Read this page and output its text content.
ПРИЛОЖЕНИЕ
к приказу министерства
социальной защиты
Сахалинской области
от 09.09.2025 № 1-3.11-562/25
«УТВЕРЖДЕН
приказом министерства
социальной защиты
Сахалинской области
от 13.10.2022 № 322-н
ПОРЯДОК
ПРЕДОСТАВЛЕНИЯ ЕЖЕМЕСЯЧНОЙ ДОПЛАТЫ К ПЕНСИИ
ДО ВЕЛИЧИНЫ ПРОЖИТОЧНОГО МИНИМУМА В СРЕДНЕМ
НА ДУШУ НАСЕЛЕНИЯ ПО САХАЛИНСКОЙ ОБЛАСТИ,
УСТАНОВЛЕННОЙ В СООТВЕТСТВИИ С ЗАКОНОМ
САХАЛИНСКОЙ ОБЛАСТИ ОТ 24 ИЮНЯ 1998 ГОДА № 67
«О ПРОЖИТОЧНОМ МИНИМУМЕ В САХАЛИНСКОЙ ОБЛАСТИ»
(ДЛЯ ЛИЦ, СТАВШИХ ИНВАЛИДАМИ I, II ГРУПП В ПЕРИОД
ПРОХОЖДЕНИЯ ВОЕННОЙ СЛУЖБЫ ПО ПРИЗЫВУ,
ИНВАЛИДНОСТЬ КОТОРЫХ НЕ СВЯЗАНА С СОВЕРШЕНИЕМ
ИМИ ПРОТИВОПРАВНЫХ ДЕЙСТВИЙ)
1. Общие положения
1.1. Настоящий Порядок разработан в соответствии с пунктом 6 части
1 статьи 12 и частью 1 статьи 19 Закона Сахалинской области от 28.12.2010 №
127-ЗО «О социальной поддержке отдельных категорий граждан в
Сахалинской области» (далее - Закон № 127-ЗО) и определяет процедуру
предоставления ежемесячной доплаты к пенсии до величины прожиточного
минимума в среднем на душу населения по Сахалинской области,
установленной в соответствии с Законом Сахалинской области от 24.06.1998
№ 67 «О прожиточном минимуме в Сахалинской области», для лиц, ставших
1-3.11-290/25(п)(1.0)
○ ○ ○
> **Given problem**: Copy every record exactly as presented.

> **Solution**:
Read this page and output its text content.
ПРИЛОЖЕНИЕ
к приказу министерства
социальной защиты
Сахалинской области
от 09.09.2025 № 1-3.11-562/25
«УТВЕРЖДЕН
приказом министерства
социальной защиты
Сахалинской области
от 13.10.2022 № 322-н
ПОРЯДОК
ПРЕДОСТАВЛЕНИЯ ЕЖЕМЕСЯЧНОЙ ДОПЛАТЫ К ПЕНСИИ
ДО ВЕЛИЧИНЫ ПРОЖИТОЧНОГО МИНИМУМА В СРЕДНЕМ
НА ДУШУ НАСЕЛЕНИЯ ПО САХАЛИНСКОЙ ОБЛАСТИ,
УСТАНОВЛЕННОЙ В СООТВЕТСТВИИ С ЗАКОНОМ
САХАЛИНСКОЙ ОБЛАСТИ ОТ 24 ИЮНЯ 1998 ГОДА № 67
«О ПРОЖИТОЧНОМ МИНИМУМЕ В САХАЛИНСКОЙ ОБЛАСТИ»
(ДЛЯ ЛИЦ, СТАВШИХ ИНВАЛИДАМИ I, II ГРУПП В ПЕРИОД
ПРОХОЖДЕНИЯ ВОЕННОЙ СЛУЖБЫ ПО ПРИЗЫВУ,
ИНВАЛИДНОСТЬ КОТОРЫХ НЕ СВЯЗАНА С СОВЕРШЕНИЕМ
ИМИ ПРОТИВОПРАВНЫХ ДЕЙСТВИЙ)
1. Общие положения
1.1. Настоящий Порядок разработан в соответствии с пунктом 6 части
1 статьи 12 и частью 1 статьи 19 Закона Сахалинской области от 28.12.2010 №
127-ЗО «О социальной поддержке отдельных категорий граждан в
Сахалинской области» (далее - Закон № 127-ЗО) и определяет процедуру
предоставления ежемесячной доплаты к пенсии до величины прожиточного
минимума в среднем на душу населения по Сахалинской области,
установленной в соответствии с Законом Сахалинской области от 24.06.1998
№ 67 «О прожиточном минимуме в Сахалинской области», для лиц, ставших
1-3.11-290/25(п)(1.0)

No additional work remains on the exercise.